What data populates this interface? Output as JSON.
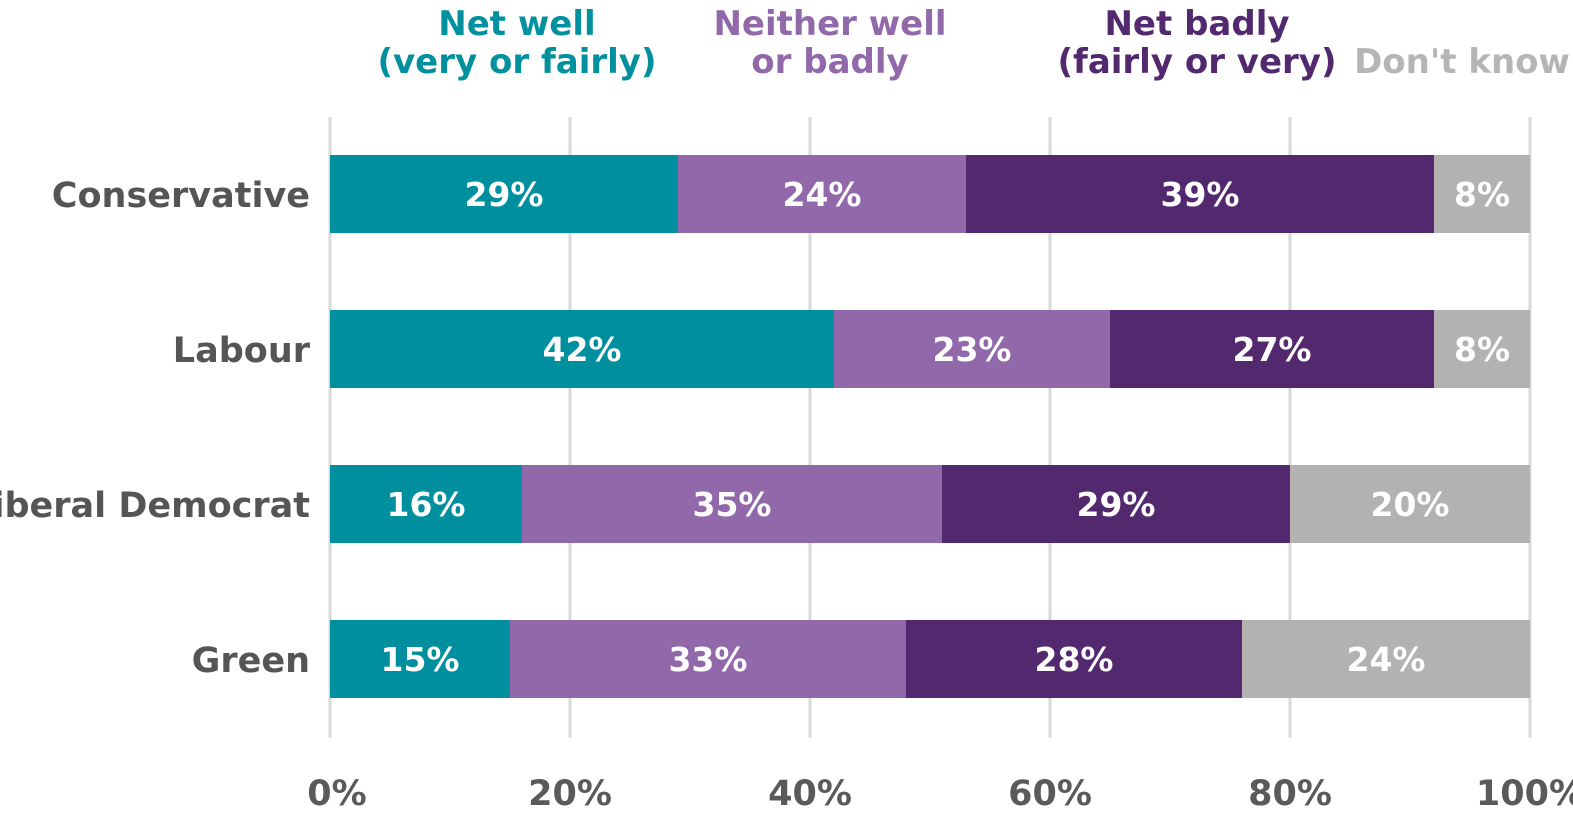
{
  "chart_data": {
    "type": "bar",
    "orientation": "horizontal",
    "stacked": true,
    "title": "",
    "xlabel": "",
    "ylabel": "",
    "xlim": [
      0,
      100
    ],
    "x_ticks": [
      "0%",
      "20%",
      "40%",
      "60%",
      "80%",
      "100%"
    ],
    "grid": true,
    "legend_position": "top",
    "categories": [
      "Conservative",
      "Labour",
      "Liberal Democrat",
      "Green"
    ],
    "series": [
      {
        "name": "Net well (very or fairly)",
        "legend_lines": [
          "Net well",
          "(very or fairly)"
        ],
        "color": "#008F9E",
        "legend_color": "#00909E",
        "values": [
          29,
          42,
          16,
          15
        ]
      },
      {
        "name": "Neither well or badly",
        "legend_lines": [
          "Neither well",
          "or badly"
        ],
        "color": "#9168AA",
        "legend_color": "#9168AA",
        "values": [
          24,
          23,
          35,
          33
        ]
      },
      {
        "name": "Net badly (fairly or very)",
        "legend_lines": [
          "Net badly",
          "(fairly or very)"
        ],
        "color": "#52286E",
        "legend_color": "#52286E",
        "values": [
          39,
          27,
          29,
          28
        ]
      },
      {
        "name": "Don't know",
        "legend_lines": [
          "Don't know"
        ],
        "color": "#B3B1B1",
        "legend_color": "#B5B5B5",
        "values": [
          8,
          8,
          20,
          24
        ]
      }
    ],
    "value_suffix": "%"
  }
}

Exercise requirements — Quote the material word for word, dropping any images it holds.

Worked answer —
What data populates this interface? Output as JSON.
{
  "chart_data": {
    "type": "bar",
    "orientation": "horizontal",
    "stacked": true,
    "title": "",
    "xlabel": "",
    "ylabel": "",
    "xlim": [
      0,
      100
    ],
    "x_ticks": [
      "0%",
      "20%",
      "40%",
      "60%",
      "80%",
      "100%"
    ],
    "grid": true,
    "legend_position": "top",
    "categories": [
      "Conservative",
      "Labour",
      "Liberal Democrat",
      "Green"
    ],
    "series": [
      {
        "name": "Net well (very or fairly)",
        "legend_lines": [
          "Net well",
          "(very or fairly)"
        ],
        "color": "#008F9E",
        "legend_color": "#00909E",
        "values": [
          29,
          42,
          16,
          15
        ]
      },
      {
        "name": "Neither well or badly",
        "legend_lines": [
          "Neither well",
          "or badly"
        ],
        "color": "#9168AA",
        "legend_color": "#9168AA",
        "values": [
          24,
          23,
          35,
          33
        ]
      },
      {
        "name": "Net badly (fairly or very)",
        "legend_lines": [
          "Net badly",
          "(fairly or very)"
        ],
        "color": "#52286E",
        "legend_color": "#52286E",
        "values": [
          39,
          27,
          29,
          28
        ]
      },
      {
        "name": "Don't know",
        "legend_lines": [
          "Don't know"
        ],
        "color": "#B3B1B1",
        "legend_color": "#B5B5B5",
        "values": [
          8,
          8,
          20,
          24
        ]
      }
    ],
    "value_suffix": "%"
  }
}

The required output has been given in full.